[Dataset rows]
-- begin --

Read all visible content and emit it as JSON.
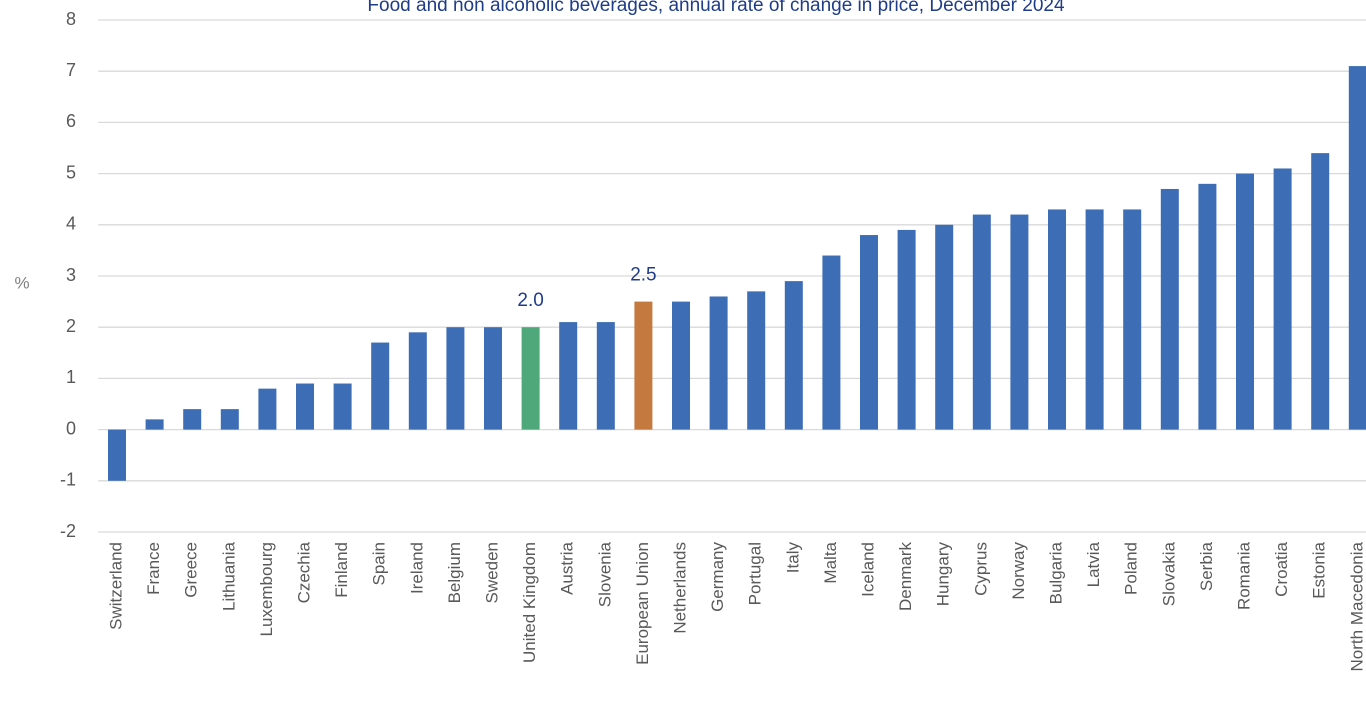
{
  "chart_data": {
    "type": "bar",
    "title": "Food and non alcoholic beverages, annual rate of change in price, December 2024",
    "y_label": "%",
    "categories": [
      "Switzerland",
      "France",
      "Greece",
      "Lithuania",
      "Luxembourg",
      "Czechia",
      "Finland",
      "Spain",
      "Ireland",
      "Belgium",
      "Sweden",
      "United Kingdom",
      "Austria",
      "Slovenia",
      "European Union",
      "Netherlands",
      "Germany",
      "Portugal",
      "Italy",
      "Malta",
      "Iceland",
      "Denmark",
      "Hungary",
      "Cyprus",
      "Norway",
      "Bulgaria",
      "Latvia",
      "Poland",
      "Slovakia",
      "Serbia",
      "Romania",
      "Croatia",
      "Estonia",
      "North Macedonia"
    ],
    "values": [
      -1.0,
      0.2,
      0.4,
      0.4,
      0.8,
      0.9,
      0.9,
      1.7,
      1.9,
      2.0,
      2.0,
      2.0,
      2.1,
      2.1,
      2.5,
      2.5,
      2.6,
      2.7,
      2.9,
      3.4,
      3.8,
      3.9,
      4.0,
      4.2,
      4.2,
      4.3,
      4.3,
      4.3,
      4.7,
      4.8,
      5.0,
      5.1,
      5.4,
      7.1
    ],
    "value_labels": [
      null,
      null,
      null,
      null,
      null,
      null,
      null,
      null,
      null,
      null,
      null,
      "2.0",
      null,
      null,
      "2.5",
      null,
      null,
      null,
      null,
      null,
      null,
      null,
      null,
      null,
      null,
      null,
      null,
      null,
      null,
      null,
      null,
      null,
      null,
      null
    ],
    "colors": [
      "#3d6eb5",
      "#3d6eb5",
      "#3d6eb5",
      "#3d6eb5",
      "#3d6eb5",
      "#3d6eb5",
      "#3d6eb5",
      "#3d6eb5",
      "#3d6eb5",
      "#3d6eb5",
      "#3d6eb5",
      "#4ea87a",
      "#3d6eb5",
      "#3d6eb5",
      "#c47a3f",
      "#3d6eb5",
      "#3d6eb5",
      "#3d6eb5",
      "#3d6eb5",
      "#3d6eb5",
      "#3d6eb5",
      "#3d6eb5",
      "#3d6eb5",
      "#3d6eb5",
      "#3d6eb5",
      "#3d6eb5",
      "#3d6eb5",
      "#3d6eb5",
      "#3d6eb5",
      "#3d6eb5",
      "#3d6eb5",
      "#3d6eb5",
      "#3d6eb5",
      "#3d6eb5"
    ],
    "ylim": [
      -2,
      8
    ],
    "yticks": [
      -2,
      -1,
      0,
      1,
      2,
      3,
      4,
      5,
      6,
      7,
      8
    ],
    "grid": true
  }
}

-- end --

> [Your task] Without the pictures, restate all of the entries above verbatim.

> [Problem solution]
Read all visible content and emit it as JSON.
{
  "chart_data": {
    "type": "bar",
    "title": "Food and non alcoholic beverages, annual rate of change in price, December 2024",
    "y_label": "%",
    "categories": [
      "Switzerland",
      "France",
      "Greece",
      "Lithuania",
      "Luxembourg",
      "Czechia",
      "Finland",
      "Spain",
      "Ireland",
      "Belgium",
      "Sweden",
      "United Kingdom",
      "Austria",
      "Slovenia",
      "European Union",
      "Netherlands",
      "Germany",
      "Portugal",
      "Italy",
      "Malta",
      "Iceland",
      "Denmark",
      "Hungary",
      "Cyprus",
      "Norway",
      "Bulgaria",
      "Latvia",
      "Poland",
      "Slovakia",
      "Serbia",
      "Romania",
      "Croatia",
      "Estonia",
      "North Macedonia"
    ],
    "values": [
      -1.0,
      0.2,
      0.4,
      0.4,
      0.8,
      0.9,
      0.9,
      1.7,
      1.9,
      2.0,
      2.0,
      2.0,
      2.1,
      2.1,
      2.5,
      2.5,
      2.6,
      2.7,
      2.9,
      3.4,
      3.8,
      3.9,
      4.0,
      4.2,
      4.2,
      4.3,
      4.3,
      4.3,
      4.7,
      4.8,
      5.0,
      5.1,
      5.4,
      7.1
    ],
    "value_labels": [
      null,
      null,
      null,
      null,
      null,
      null,
      null,
      null,
      null,
      null,
      null,
      "2.0",
      null,
      null,
      "2.5",
      null,
      null,
      null,
      null,
      null,
      null,
      null,
      null,
      null,
      null,
      null,
      null,
      null,
      null,
      null,
      null,
      null,
      null,
      null
    ],
    "colors": [
      "#3d6eb5",
      "#3d6eb5",
      "#3d6eb5",
      "#3d6eb5",
      "#3d6eb5",
      "#3d6eb5",
      "#3d6eb5",
      "#3d6eb5",
      "#3d6eb5",
      "#3d6eb5",
      "#3d6eb5",
      "#4ea87a",
      "#3d6eb5",
      "#3d6eb5",
      "#c47a3f",
      "#3d6eb5",
      "#3d6eb5",
      "#3d6eb5",
      "#3d6eb5",
      "#3d6eb5",
      "#3d6eb5",
      "#3d6eb5",
      "#3d6eb5",
      "#3d6eb5",
      "#3d6eb5",
      "#3d6eb5",
      "#3d6eb5",
      "#3d6eb5",
      "#3d6eb5",
      "#3d6eb5",
      "#3d6eb5",
      "#3d6eb5",
      "#3d6eb5",
      "#3d6eb5"
    ],
    "ylim": [
      -2,
      8
    ],
    "yticks": [
      -2,
      -1,
      0,
      1,
      2,
      3,
      4,
      5,
      6,
      7,
      8
    ],
    "grid": true
  }
}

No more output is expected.